**Goal**. Read the lines that follow and pick out every one containing the word "dilaporkan".

[Figure record listings]
---*---

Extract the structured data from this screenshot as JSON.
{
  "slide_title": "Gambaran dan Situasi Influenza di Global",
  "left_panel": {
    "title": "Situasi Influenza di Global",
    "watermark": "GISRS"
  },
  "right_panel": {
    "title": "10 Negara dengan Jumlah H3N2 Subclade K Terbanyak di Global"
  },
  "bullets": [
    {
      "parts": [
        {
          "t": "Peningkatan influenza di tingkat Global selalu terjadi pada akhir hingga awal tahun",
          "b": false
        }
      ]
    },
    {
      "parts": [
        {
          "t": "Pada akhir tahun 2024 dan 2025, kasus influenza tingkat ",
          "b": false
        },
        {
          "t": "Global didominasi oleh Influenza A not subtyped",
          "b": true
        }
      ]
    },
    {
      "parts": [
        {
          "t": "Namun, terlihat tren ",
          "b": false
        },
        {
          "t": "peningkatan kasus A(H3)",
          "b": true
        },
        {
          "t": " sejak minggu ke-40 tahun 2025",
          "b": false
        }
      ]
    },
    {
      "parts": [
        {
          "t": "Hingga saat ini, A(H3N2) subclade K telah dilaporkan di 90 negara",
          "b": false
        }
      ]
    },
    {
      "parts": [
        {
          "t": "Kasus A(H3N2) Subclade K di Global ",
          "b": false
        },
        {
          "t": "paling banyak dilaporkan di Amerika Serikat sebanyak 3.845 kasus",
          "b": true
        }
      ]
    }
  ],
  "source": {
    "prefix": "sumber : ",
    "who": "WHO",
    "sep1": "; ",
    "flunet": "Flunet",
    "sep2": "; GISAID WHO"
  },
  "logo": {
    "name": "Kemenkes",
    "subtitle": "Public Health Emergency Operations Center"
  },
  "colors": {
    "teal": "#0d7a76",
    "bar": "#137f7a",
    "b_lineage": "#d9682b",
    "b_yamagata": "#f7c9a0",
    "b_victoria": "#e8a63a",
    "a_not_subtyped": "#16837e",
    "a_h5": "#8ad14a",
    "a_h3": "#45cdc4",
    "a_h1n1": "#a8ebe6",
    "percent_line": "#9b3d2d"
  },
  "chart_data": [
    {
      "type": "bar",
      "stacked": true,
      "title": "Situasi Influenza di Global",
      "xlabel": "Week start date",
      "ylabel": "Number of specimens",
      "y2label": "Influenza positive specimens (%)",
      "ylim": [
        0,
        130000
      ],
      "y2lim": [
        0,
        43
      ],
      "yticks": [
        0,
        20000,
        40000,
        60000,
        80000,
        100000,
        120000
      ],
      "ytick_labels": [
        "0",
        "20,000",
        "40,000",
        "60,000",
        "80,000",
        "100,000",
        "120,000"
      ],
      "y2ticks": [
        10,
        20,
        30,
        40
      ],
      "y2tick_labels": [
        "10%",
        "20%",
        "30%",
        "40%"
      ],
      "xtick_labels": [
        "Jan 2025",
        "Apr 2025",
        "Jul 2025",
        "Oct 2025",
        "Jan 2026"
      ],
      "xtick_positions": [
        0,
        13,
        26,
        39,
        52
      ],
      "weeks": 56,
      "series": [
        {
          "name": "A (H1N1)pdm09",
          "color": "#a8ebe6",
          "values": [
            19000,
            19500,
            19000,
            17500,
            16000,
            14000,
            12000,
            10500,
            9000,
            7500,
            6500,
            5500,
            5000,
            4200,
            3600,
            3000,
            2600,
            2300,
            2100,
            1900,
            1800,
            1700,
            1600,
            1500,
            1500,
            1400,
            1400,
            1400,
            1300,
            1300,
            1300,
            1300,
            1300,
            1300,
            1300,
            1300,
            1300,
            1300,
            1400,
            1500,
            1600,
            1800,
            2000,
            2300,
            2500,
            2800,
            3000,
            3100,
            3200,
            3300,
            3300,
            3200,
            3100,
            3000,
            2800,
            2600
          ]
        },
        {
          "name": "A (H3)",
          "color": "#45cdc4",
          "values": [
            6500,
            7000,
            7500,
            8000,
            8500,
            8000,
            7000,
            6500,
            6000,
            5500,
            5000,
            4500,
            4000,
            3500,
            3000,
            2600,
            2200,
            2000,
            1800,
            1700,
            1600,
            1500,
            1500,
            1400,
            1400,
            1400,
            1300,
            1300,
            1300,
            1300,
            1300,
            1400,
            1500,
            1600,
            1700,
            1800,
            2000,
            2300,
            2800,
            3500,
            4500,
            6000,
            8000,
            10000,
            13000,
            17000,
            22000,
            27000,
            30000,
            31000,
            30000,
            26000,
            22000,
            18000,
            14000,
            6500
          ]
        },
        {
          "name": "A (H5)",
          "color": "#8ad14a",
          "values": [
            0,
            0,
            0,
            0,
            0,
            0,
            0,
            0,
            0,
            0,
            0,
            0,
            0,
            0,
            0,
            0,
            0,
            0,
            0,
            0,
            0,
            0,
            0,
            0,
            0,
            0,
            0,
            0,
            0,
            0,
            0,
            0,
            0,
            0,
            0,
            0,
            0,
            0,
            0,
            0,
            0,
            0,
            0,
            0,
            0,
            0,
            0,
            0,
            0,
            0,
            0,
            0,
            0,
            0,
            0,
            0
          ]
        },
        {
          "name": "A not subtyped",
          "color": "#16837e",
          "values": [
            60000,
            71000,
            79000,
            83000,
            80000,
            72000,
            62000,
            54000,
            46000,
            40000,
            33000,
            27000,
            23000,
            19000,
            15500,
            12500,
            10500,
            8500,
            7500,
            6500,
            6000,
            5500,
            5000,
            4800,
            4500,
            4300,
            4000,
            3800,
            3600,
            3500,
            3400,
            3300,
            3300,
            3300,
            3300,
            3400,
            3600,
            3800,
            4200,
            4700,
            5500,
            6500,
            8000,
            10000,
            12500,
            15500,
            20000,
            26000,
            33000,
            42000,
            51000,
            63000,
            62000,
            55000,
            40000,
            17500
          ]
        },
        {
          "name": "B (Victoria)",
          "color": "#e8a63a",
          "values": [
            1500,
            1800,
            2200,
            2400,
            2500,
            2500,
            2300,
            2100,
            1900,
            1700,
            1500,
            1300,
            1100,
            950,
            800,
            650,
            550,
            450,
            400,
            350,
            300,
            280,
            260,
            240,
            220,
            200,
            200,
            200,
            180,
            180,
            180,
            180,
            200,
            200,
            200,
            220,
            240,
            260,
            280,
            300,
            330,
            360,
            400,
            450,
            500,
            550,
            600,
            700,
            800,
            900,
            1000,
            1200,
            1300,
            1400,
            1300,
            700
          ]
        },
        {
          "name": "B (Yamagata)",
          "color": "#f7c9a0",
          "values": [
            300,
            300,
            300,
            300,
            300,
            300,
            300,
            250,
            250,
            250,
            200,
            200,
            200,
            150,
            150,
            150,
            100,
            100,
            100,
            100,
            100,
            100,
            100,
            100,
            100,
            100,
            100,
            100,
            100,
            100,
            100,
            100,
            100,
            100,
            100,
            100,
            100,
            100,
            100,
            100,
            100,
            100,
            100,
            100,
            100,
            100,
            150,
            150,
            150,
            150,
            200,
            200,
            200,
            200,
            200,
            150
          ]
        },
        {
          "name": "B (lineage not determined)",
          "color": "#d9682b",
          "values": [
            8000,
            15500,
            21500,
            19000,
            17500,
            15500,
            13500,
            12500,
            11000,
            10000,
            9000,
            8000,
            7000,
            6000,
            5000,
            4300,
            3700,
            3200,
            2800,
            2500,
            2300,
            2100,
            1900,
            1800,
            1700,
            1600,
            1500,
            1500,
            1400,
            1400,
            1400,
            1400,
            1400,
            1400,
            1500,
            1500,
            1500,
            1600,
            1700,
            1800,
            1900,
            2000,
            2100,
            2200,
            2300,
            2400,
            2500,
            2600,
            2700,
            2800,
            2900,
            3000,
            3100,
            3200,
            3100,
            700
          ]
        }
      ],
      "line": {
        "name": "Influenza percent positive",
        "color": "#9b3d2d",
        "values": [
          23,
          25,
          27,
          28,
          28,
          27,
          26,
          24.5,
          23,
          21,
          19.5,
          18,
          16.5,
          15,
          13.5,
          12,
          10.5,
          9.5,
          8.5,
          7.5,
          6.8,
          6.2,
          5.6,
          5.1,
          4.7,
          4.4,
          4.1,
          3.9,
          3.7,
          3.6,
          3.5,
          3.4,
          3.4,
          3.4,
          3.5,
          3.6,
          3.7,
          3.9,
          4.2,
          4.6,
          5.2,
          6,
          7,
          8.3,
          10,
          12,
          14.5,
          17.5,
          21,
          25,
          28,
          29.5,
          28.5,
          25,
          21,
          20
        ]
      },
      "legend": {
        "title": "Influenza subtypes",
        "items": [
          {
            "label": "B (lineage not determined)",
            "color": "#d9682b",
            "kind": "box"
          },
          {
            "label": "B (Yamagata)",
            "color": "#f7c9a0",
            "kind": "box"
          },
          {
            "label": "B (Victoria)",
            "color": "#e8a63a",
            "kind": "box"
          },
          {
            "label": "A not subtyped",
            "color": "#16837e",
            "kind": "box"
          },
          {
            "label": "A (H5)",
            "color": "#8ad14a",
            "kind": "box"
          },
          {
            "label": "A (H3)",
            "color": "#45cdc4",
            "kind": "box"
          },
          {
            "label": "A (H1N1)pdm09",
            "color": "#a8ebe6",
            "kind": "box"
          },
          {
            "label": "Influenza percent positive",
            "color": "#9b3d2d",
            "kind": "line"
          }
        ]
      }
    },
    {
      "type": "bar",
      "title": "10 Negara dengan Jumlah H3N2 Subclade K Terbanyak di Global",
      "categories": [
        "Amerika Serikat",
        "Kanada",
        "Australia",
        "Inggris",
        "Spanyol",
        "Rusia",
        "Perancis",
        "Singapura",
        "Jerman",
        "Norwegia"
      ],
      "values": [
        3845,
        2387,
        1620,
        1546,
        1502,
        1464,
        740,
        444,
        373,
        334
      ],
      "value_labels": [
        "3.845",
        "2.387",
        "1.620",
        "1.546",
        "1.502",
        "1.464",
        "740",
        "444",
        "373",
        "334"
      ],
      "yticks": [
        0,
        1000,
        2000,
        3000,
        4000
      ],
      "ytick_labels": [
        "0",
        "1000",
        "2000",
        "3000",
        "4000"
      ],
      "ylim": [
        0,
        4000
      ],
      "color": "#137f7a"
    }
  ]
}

---*---

**Full response**.
          "t": "Hingga saat ini, A(H3N2) subclade K telah dilaporkan di 90 negara",
          "t": "paling banyak dilaporkan di Amerika Serikat sebanyak 3.845 kasus",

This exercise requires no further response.